[START OF Dataset entries]
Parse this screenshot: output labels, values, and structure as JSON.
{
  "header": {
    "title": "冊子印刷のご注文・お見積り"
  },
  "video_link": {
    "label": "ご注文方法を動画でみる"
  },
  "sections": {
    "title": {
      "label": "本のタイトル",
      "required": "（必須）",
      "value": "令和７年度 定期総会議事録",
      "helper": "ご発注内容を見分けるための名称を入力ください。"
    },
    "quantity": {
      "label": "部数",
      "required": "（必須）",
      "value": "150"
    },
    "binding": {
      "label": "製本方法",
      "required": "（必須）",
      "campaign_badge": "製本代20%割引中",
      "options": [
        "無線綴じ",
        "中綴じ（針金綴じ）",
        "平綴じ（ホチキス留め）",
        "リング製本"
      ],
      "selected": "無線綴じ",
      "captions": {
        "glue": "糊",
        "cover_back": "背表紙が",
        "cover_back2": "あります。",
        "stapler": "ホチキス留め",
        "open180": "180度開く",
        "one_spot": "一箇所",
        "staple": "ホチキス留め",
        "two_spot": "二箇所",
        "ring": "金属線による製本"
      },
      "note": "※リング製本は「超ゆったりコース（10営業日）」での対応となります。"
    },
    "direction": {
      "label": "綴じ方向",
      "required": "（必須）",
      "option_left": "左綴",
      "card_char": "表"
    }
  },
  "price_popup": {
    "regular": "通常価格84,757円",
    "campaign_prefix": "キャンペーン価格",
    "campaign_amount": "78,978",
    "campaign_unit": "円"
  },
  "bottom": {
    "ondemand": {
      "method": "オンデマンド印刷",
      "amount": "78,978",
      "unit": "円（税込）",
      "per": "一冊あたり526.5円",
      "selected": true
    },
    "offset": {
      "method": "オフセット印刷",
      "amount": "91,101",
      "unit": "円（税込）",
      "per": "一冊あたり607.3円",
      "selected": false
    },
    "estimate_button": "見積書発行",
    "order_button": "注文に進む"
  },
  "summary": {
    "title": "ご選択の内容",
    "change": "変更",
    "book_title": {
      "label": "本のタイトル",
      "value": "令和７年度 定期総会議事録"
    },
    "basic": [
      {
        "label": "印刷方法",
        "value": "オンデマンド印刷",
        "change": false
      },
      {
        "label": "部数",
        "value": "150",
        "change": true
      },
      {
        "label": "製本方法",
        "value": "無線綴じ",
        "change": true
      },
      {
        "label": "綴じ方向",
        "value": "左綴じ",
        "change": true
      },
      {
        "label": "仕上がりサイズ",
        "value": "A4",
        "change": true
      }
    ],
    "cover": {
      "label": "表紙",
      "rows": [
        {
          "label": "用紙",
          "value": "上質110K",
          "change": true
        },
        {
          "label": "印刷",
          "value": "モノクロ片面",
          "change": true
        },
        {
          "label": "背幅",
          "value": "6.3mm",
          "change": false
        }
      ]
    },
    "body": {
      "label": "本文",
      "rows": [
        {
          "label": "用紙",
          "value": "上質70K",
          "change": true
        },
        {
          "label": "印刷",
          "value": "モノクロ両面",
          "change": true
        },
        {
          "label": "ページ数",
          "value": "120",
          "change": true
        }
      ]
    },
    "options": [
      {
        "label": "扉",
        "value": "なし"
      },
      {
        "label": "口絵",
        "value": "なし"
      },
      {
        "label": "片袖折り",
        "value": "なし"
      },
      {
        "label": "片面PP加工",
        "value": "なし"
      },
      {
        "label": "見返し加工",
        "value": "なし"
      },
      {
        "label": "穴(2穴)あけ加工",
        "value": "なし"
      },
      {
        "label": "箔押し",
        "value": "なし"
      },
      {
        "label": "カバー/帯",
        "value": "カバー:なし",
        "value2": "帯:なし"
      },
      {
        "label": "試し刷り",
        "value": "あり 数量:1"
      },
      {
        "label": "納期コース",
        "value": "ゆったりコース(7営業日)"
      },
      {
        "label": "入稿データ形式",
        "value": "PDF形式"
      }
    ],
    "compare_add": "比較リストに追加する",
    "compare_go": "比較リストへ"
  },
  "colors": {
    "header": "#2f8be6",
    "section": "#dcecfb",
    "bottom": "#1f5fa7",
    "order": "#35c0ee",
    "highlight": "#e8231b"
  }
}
[END OF Dataset entries]
Where does the word "ホチキス留め" appear in the listing? List each line that holds it.

        "平綴じ（ホチキス留め）",
        "stapler": "ホチキス留め",
        "staple": "ホチキス留め",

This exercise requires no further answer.